** Begin **

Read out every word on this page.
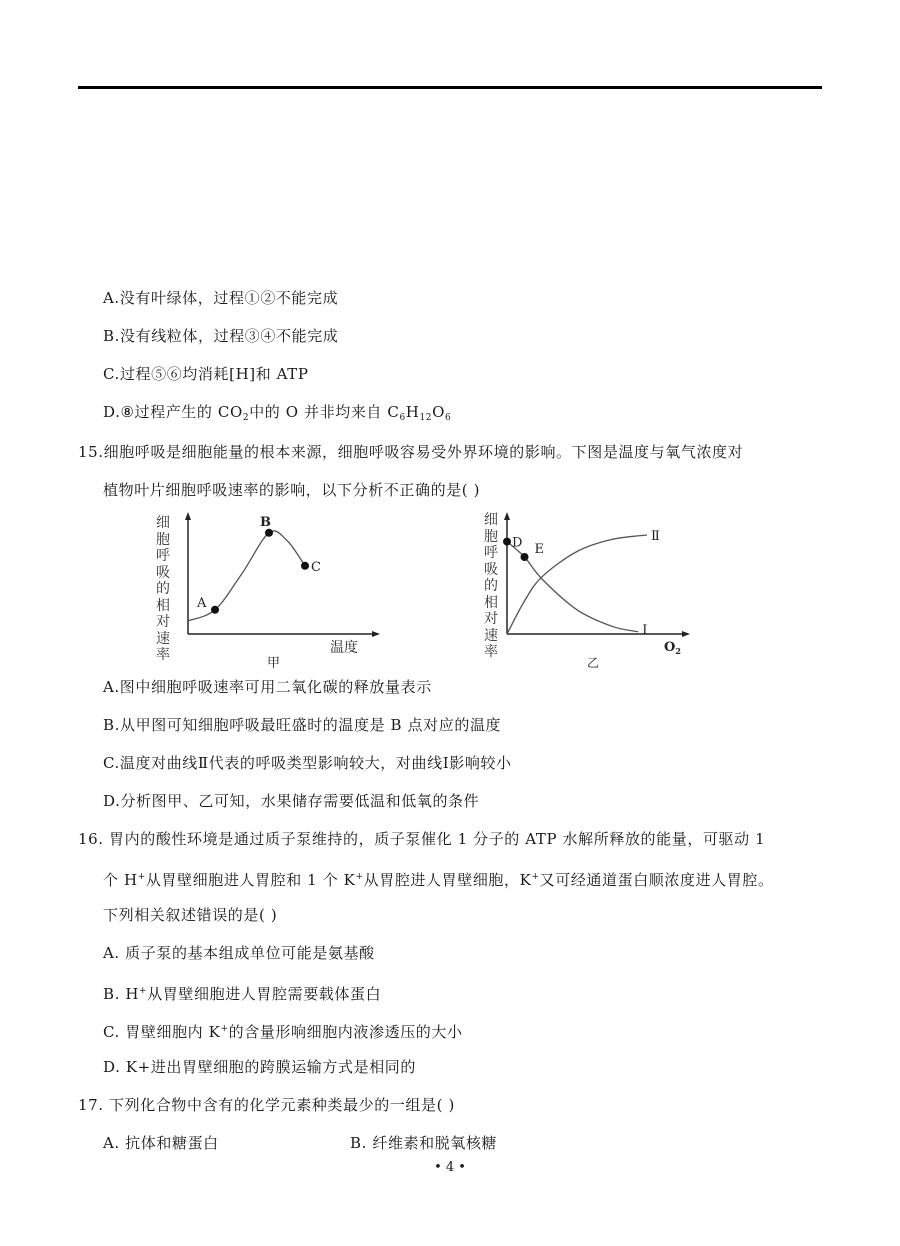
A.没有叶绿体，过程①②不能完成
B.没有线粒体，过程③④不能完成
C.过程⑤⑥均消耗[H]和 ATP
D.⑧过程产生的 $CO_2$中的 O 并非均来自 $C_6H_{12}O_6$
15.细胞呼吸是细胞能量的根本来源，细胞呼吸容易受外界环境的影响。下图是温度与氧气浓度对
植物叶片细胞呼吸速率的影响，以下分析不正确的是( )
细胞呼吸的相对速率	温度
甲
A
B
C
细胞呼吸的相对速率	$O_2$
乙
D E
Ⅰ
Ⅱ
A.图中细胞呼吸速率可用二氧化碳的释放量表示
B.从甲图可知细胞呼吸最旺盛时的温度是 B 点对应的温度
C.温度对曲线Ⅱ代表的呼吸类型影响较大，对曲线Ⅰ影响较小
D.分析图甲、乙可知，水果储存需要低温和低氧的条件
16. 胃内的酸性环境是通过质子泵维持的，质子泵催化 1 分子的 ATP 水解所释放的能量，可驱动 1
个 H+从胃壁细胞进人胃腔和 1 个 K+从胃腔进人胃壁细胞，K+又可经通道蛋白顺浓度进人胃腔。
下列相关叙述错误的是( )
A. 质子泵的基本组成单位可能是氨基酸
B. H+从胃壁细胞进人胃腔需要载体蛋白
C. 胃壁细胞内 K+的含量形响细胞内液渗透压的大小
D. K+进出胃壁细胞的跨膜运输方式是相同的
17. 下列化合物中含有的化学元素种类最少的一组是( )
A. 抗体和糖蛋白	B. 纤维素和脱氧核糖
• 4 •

** End **
** Begin **

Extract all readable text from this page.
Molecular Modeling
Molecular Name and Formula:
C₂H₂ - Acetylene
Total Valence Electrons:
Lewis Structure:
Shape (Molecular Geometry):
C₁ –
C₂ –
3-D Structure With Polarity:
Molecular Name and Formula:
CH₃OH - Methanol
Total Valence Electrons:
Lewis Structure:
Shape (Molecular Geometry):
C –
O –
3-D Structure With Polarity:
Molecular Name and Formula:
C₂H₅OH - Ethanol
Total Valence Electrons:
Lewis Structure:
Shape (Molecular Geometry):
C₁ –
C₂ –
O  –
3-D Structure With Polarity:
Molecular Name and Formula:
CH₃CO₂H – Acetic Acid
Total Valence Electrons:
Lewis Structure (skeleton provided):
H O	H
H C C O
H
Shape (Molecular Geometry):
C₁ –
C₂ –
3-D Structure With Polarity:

** End **

Copy every line from the entries that contains the word "this".

Correct answer:
Read out every word on this page.
Extract all readable text from this page.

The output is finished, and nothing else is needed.